## WHAT YOU NEED TO DO
Please set down all the lines beneath this one exactly, without the pictures.

(Excerpts from a figure dataset)
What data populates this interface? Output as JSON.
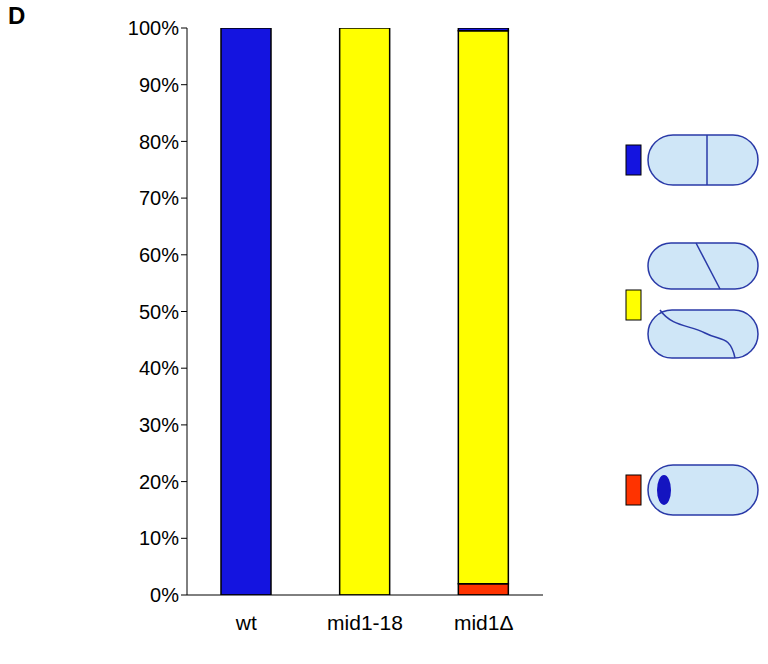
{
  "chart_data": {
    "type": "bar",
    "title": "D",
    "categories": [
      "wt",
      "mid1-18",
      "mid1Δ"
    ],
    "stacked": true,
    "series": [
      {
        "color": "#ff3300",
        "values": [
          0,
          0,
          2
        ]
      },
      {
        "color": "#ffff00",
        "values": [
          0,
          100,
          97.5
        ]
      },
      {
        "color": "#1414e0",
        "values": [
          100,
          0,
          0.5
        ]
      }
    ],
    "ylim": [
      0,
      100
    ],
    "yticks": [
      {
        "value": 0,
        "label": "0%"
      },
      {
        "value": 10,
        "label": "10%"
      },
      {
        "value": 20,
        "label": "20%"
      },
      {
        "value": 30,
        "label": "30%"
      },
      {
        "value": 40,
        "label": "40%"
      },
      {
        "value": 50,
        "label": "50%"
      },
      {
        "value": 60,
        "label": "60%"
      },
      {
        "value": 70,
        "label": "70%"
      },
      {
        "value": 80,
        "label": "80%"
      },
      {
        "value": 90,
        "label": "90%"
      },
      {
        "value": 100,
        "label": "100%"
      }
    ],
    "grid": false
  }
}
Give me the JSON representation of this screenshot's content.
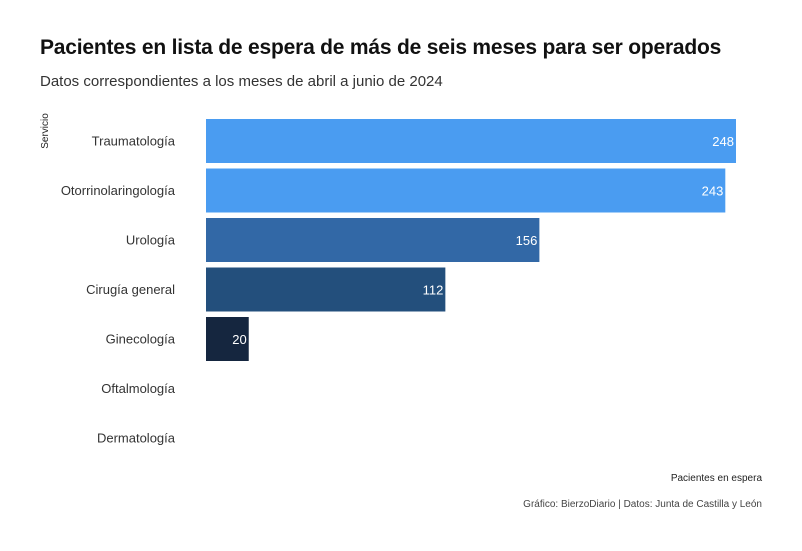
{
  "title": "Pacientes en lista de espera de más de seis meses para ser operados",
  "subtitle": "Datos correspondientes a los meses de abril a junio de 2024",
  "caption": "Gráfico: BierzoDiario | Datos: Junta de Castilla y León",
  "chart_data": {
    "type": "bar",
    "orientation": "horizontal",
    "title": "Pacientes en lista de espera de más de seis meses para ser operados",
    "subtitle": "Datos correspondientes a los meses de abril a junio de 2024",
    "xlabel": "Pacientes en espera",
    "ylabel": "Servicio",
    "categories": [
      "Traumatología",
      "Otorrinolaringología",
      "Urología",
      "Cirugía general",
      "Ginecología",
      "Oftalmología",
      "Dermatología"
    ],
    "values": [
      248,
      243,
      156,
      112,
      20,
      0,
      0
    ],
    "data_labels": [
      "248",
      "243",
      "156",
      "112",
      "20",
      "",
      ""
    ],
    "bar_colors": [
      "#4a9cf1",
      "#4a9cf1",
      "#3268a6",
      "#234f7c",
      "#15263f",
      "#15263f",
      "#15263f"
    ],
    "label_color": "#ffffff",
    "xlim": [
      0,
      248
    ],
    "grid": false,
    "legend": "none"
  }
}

## THE ANSWER
What data populates this interface? Output as JSON.
{
  "chart_data": {
    "type": "bar",
    "title": "D",
    "categories": [
      "wt",
      "mid1-18",
      "mid1Δ"
    ],
    "stacked": true,
    "series": [
      {
        "color": "#ff3300",
        "values": [
          0,
          0,
          2
        ]
      },
      {
        "color": "#ffff00",
        "values": [
          0,
          100,
          97.5
        ]
      },
      {
        "color": "#1414e0",
        "values": [
          100,
          0,
          0.5
        ]
      }
    ],
    "ylim": [
      0,
      100
    ],
    "yticks": [
      {
        "value": 0,
        "label": "0%"
      },
      {
        "value": 10,
        "label": "10%"
      },
      {
        "value": 20,
        "label": "20%"
      },
      {
        "value": 30,
        "label": "30%"
      },
      {
        "value": 40,
        "label": "40%"
      },
      {
        "value": 50,
        "label": "50%"
      },
      {
        "value": 60,
        "label": "60%"
      },
      {
        "value": 70,
        "label": "70%"
      },
      {
        "value": 80,
        "label": "80%"
      },
      {
        "value": 90,
        "label": "90%"
      },
      {
        "value": 100,
        "label": "100%"
      }
    ],
    "grid": false
  }
}
Give me the JSON representation of this screenshot's content.
{
  "title": "Pacientes en lista de espera de más de seis meses para ser operados",
  "subtitle": "Datos correspondientes a los meses de abril a junio de 2024",
  "caption": "Gráfico: BierzoDiario | Datos: Junta de Castilla y León",
  "chart_data": {
    "type": "bar",
    "orientation": "horizontal",
    "title": "Pacientes en lista de espera de más de seis meses para ser operados",
    "subtitle": "Datos correspondientes a los meses de abril a junio de 2024",
    "xlabel": "Pacientes en espera",
    "ylabel": "Servicio",
    "categories": [
      "Traumatología",
      "Otorrinolaringología",
      "Urología",
      "Cirugía general",
      "Ginecología",
      "Oftalmología",
      "Dermatología"
    ],
    "values": [
      248,
      243,
      156,
      112,
      20,
      0,
      0
    ],
    "data_labels": [
      "248",
      "243",
      "156",
      "112",
      "20",
      "",
      ""
    ],
    "bar_colors": [
      "#4a9cf1",
      "#4a9cf1",
      "#3268a6",
      "#234f7c",
      "#15263f",
      "#15263f",
      "#15263f"
    ],
    "label_color": "#ffffff",
    "xlim": [
      0,
      248
    ],
    "grid": false,
    "legend": "none"
  }
}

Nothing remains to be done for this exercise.